> _DATA EXCERPTS_
———

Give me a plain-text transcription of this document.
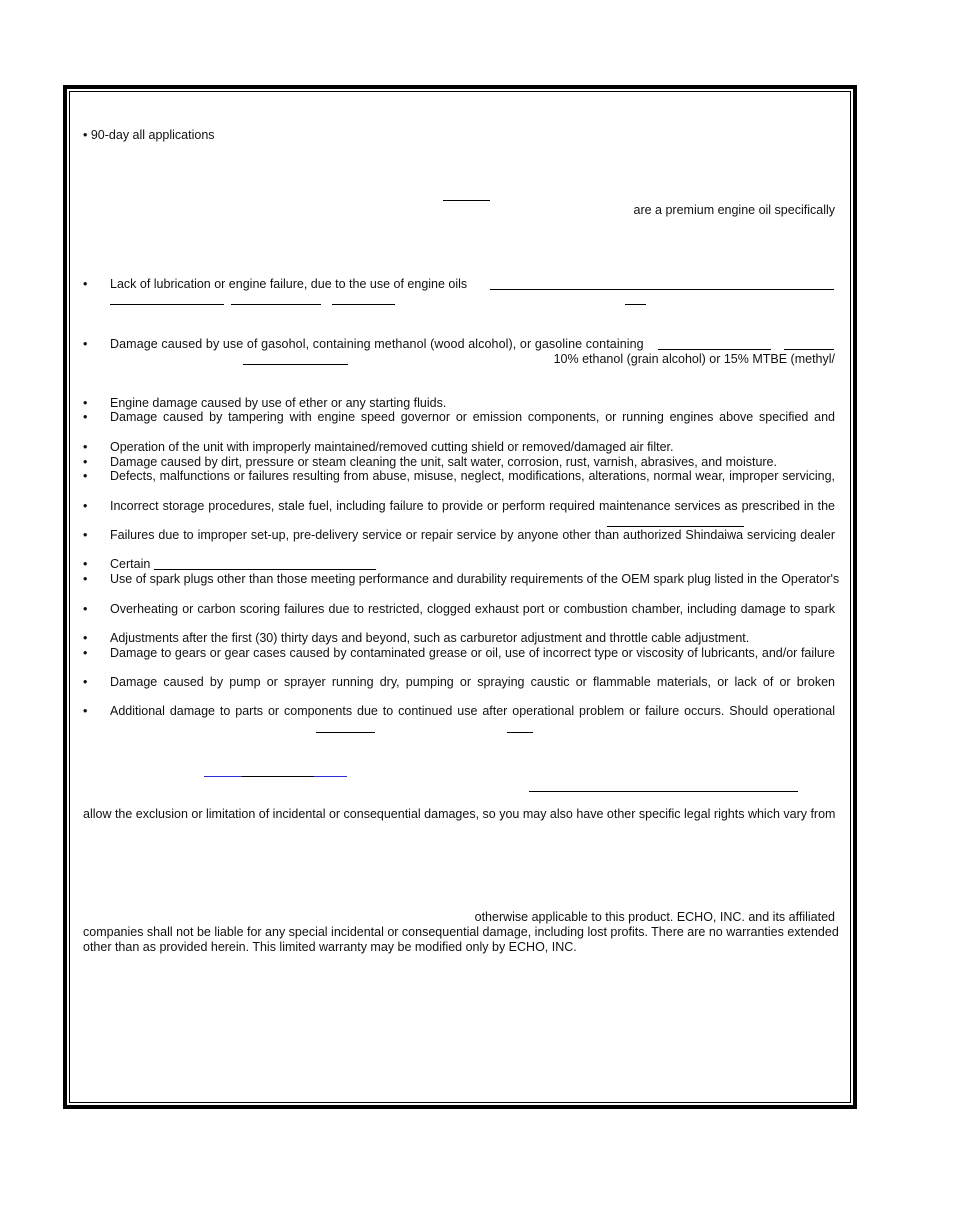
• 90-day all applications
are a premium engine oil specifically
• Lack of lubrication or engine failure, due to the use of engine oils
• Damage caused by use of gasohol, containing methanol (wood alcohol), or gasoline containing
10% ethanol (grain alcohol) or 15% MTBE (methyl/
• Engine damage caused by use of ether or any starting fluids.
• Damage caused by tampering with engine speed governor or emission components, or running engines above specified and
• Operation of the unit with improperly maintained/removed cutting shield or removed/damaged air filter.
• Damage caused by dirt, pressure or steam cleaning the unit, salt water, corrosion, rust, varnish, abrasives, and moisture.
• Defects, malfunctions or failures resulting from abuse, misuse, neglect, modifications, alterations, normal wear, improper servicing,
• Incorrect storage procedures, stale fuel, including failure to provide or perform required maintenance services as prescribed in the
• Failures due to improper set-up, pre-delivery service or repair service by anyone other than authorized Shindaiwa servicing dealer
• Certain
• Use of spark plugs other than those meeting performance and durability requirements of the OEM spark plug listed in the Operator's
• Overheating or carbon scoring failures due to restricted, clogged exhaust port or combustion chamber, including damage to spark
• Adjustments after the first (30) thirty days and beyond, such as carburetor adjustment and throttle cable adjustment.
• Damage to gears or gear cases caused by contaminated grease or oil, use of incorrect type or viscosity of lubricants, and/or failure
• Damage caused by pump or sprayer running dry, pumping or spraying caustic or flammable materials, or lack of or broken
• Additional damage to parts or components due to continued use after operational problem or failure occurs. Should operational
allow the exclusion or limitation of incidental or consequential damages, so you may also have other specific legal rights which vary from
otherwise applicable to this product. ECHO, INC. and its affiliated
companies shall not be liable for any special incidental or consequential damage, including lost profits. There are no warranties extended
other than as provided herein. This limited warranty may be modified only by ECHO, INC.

———

> _PROBLEM REQUIREMENTS_
Set down the material above as is, without any pictures.

> _RESPONSE FOR THIS EXERCISE_
Give me a plain-text transcription of this document.
• 90-day all applications
are a premium engine oil specifically
• Lack of lubrication or engine failure, due to the use of engine oils
• Damage caused by use of gasohol, containing methanol (wood alcohol), or gasoline containing
10% ethanol (grain alcohol) or 15% MTBE (methyl/
• Engine damage caused by use of ether or any starting fluids.
• Damage caused by tampering with engine speed governor or emission components, or running engines above specified and
• Operation of the unit with improperly maintained/removed cutting shield or removed/damaged air filter.
• Damage caused by dirt, pressure or steam cleaning the unit, salt water, corrosion, rust, varnish, abrasives, and moisture.
• Defects, malfunctions or failures resulting from abuse, misuse, neglect, modifications, alterations, normal wear, improper servicing,
• Incorrect storage procedures, stale fuel, including failure to provide or perform required maintenance services as prescribed in the
• Failures due to improper set-up, pre-delivery service or repair service by anyone other than authorized Shindaiwa servicing dealer
• Certain
• Use of spark plugs other than those meeting performance and durability requirements of the OEM spark plug listed in the Operator's
• Overheating or carbon scoring failures due to restricted, clogged exhaust port or combustion chamber, including damage to spark
• Adjustments after the first (30) thirty days and beyond, such as carburetor adjustment and throttle cable adjustment.
• Damage to gears or gear cases caused by contaminated grease or oil, use of incorrect type or viscosity of lubricants, and/or failure
• Damage caused by pump or sprayer running dry, pumping or spraying caustic or flammable materials, or lack of or broken
• Additional damage to parts or components due to continued use after operational problem or failure occurs. Should operational
allow the exclusion or limitation of incidental or consequential damages, so you may also have other specific legal rights which vary from
otherwise applicable to this product. ECHO, INC. and its affiliated
companies shall not be liable for any special incidental or consequential damage, including lost profits. There are no warranties extended
other than as provided herein. This limited warranty may be modified only by ECHO, INC.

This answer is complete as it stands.